**What the task asks:** Please rewrite the material from its start up to and including the line with "row: when [180,523,433,633]", substituting "stitched text" for every "embroidered text" and leaving all else unchanged.

## Begin Input records

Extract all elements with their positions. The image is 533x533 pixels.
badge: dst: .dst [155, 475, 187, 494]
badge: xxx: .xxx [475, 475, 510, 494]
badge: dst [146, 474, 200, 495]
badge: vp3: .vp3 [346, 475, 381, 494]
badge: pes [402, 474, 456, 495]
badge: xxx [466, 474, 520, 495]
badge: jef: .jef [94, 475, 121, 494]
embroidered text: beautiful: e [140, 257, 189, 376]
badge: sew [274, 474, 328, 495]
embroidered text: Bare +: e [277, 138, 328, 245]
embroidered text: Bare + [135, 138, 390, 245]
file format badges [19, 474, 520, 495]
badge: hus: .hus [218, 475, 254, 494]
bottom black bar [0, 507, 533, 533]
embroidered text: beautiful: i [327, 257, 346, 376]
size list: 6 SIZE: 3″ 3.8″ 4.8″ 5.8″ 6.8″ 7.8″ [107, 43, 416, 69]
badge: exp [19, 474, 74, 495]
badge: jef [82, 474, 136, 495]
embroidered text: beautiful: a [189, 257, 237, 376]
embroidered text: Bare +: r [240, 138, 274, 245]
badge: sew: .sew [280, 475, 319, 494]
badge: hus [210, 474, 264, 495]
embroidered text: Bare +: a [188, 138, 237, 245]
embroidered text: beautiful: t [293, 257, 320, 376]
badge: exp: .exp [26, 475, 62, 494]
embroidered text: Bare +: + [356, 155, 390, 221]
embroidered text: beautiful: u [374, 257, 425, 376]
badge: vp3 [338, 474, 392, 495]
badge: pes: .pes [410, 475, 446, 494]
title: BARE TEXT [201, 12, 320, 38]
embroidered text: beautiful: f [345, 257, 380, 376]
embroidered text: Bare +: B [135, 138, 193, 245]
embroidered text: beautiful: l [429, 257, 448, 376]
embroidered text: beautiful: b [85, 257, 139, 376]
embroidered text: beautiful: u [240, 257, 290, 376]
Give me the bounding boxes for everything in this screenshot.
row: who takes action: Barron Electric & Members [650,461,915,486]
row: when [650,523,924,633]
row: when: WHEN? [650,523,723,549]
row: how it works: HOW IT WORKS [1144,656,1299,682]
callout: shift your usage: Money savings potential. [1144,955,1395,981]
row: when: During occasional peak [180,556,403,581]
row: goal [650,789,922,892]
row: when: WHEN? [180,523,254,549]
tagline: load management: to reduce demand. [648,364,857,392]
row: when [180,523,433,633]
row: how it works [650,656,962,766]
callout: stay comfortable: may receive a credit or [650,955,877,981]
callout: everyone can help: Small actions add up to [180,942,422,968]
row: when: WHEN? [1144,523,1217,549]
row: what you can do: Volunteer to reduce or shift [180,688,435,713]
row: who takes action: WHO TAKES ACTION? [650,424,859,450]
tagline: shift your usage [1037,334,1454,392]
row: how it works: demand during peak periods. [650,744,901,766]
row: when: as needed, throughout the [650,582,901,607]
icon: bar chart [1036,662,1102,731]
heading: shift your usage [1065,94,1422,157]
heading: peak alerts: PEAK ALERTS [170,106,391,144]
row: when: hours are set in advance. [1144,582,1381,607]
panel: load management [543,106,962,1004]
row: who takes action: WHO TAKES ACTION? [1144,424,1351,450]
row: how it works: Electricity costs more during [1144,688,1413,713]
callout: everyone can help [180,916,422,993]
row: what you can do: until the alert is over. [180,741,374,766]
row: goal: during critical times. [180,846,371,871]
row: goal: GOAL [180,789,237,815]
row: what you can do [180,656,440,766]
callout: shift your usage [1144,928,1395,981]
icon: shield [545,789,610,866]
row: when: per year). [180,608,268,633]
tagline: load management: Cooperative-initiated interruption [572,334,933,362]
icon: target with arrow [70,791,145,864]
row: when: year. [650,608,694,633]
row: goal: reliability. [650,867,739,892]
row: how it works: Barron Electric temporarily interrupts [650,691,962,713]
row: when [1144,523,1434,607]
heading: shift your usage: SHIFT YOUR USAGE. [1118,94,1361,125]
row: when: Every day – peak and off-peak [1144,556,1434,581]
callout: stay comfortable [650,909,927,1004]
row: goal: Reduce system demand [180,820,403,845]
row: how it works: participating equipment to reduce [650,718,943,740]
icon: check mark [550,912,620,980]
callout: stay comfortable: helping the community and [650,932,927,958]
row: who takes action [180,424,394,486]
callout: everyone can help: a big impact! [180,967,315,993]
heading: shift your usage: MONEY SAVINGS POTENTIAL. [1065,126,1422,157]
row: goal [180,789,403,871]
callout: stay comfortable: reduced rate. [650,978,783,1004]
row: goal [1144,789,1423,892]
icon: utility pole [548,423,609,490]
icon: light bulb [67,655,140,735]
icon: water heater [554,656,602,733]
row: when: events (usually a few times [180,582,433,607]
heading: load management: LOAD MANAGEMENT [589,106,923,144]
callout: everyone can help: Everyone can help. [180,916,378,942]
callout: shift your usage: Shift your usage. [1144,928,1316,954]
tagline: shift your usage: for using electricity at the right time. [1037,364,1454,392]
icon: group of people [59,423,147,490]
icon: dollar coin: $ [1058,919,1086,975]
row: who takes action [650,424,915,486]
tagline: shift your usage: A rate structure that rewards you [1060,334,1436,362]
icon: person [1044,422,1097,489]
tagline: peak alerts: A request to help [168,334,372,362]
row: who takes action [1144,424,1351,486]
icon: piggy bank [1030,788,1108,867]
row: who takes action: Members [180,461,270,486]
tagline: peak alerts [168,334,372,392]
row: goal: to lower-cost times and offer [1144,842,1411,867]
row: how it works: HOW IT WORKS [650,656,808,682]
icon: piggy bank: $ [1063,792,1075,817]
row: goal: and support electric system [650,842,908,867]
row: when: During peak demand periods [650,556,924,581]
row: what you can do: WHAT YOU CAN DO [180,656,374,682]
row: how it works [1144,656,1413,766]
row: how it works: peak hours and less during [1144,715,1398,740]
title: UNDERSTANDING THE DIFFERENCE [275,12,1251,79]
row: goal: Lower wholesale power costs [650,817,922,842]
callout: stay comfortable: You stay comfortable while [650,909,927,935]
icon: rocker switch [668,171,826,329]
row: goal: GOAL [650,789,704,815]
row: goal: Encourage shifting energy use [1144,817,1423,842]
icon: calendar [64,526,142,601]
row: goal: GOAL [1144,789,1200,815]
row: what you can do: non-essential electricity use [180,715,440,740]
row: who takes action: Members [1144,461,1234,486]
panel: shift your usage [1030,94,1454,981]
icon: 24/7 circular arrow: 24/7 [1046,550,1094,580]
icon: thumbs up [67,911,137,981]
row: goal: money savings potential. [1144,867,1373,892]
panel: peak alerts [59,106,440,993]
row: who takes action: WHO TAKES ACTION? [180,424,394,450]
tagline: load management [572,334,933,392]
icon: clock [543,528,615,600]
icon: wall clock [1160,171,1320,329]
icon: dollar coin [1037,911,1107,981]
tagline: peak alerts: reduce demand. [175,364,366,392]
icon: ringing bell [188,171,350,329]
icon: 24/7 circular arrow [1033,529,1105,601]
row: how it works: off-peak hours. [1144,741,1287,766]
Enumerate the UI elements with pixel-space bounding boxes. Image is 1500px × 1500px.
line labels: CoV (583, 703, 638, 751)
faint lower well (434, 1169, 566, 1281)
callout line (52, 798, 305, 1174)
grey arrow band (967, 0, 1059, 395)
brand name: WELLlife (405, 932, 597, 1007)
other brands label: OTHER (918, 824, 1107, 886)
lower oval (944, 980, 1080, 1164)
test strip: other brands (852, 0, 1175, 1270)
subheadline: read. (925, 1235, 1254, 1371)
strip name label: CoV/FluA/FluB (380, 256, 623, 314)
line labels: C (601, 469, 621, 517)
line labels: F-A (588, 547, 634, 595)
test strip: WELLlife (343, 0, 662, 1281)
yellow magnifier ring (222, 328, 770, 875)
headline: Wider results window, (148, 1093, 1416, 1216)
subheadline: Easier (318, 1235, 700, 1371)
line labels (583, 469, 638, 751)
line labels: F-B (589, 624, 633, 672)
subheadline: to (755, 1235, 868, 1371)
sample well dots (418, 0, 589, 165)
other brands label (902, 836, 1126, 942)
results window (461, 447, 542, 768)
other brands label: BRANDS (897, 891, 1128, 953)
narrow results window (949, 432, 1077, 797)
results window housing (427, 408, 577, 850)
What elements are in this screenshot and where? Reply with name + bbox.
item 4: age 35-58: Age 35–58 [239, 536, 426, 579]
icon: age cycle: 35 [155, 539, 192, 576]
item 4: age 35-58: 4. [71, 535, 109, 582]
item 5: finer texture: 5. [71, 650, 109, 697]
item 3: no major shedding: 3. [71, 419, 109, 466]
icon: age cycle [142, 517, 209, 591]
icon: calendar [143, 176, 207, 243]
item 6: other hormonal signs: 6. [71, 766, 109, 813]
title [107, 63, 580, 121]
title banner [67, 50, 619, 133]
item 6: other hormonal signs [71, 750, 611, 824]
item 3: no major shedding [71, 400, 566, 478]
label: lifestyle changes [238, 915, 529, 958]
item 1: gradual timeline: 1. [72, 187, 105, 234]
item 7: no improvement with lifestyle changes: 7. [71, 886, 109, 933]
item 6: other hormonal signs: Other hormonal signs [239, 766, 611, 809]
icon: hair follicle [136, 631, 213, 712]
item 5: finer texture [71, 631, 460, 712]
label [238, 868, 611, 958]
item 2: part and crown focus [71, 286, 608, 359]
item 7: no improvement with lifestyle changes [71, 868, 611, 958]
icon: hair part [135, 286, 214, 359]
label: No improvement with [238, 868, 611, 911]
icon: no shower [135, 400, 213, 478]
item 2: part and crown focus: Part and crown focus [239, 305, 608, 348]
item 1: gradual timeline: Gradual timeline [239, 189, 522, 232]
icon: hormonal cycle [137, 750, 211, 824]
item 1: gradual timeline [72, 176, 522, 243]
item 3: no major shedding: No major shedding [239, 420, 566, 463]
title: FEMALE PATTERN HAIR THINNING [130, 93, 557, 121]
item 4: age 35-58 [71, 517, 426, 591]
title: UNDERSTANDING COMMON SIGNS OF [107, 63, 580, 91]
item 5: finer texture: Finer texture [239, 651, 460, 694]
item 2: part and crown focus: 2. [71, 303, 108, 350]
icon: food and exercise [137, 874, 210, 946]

## End Input records

**Written response:**
Extract all elements with their positions. The image is 533x533 pixels.
badge: dst: .dst [155, 475, 187, 494]
badge: xxx: .xxx [475, 475, 510, 494]
badge: dst [146, 474, 200, 495]
badge: vp3: .vp3 [346, 475, 381, 494]
badge: pes [402, 474, 456, 495]
badge: xxx [466, 474, 520, 495]
badge: jef: .jef [94, 475, 121, 494]
stitched text: beautiful: e [140, 257, 189, 376]
badge: sew [274, 474, 328, 495]
stitched text: Bare +: e [277, 138, 328, 245]
stitched text: Bare + [135, 138, 390, 245]
file format badges [19, 474, 520, 495]
badge: hus: .hus [218, 475, 254, 494]
bottom black bar [0, 507, 533, 533]
stitched text: beautiful: i [327, 257, 346, 376]
size list: 6 SIZE: 3″ 3.8″ 4.8″ 5.8″ 6.8″ 7.8″ [107, 43, 416, 69]
badge: exp [19, 474, 74, 495]
badge: jef [82, 474, 136, 495]
stitched text: beautiful: a [189, 257, 237, 376]
stitched text: Bare +: r [240, 138, 274, 245]
badge: sew: .sew [280, 475, 319, 494]
badge: hus [210, 474, 264, 495]
stitched text: Bare +: a [188, 138, 237, 245]
stitched text: beautiful: t [293, 257, 320, 376]
badge: exp: .exp [26, 475, 62, 494]
stitched text: Bare +: + [356, 155, 390, 221]
stitched text: beautiful: u [374, 257, 425, 376]
badge: vp3 [338, 474, 392, 495]
badge: pes: .pes [410, 475, 446, 494]
title: BARE TEXT [201, 12, 320, 38]
stitched text: beautiful: f [345, 257, 380, 376]
stitched text: Bare +: B [135, 138, 193, 245]
stitched text: beautiful: l [429, 257, 448, 376]
stitched text: beautiful: b [85, 257, 139, 376]
stitched text: beautiful: u [240, 257, 290, 376]
Give me the bounding boxes for everything in this screenshot.
row: who takes action: Barron Electric & Members [650,461,915,486]
row: when [650,523,924,633]
row: when: WHEN? [650,523,723,549]
row: how it works: HOW IT WORKS [1144,656,1299,682]
callout: shift your usage: Money savings potential. [1144,955,1395,981]
row: when: During occasional peak [180,556,403,581]
row: goal [650,789,922,892]
row: when: WHEN? [180,523,254,549]
tagline: load management: to reduce demand. [648,364,857,392]
row: when [180,523,433,633]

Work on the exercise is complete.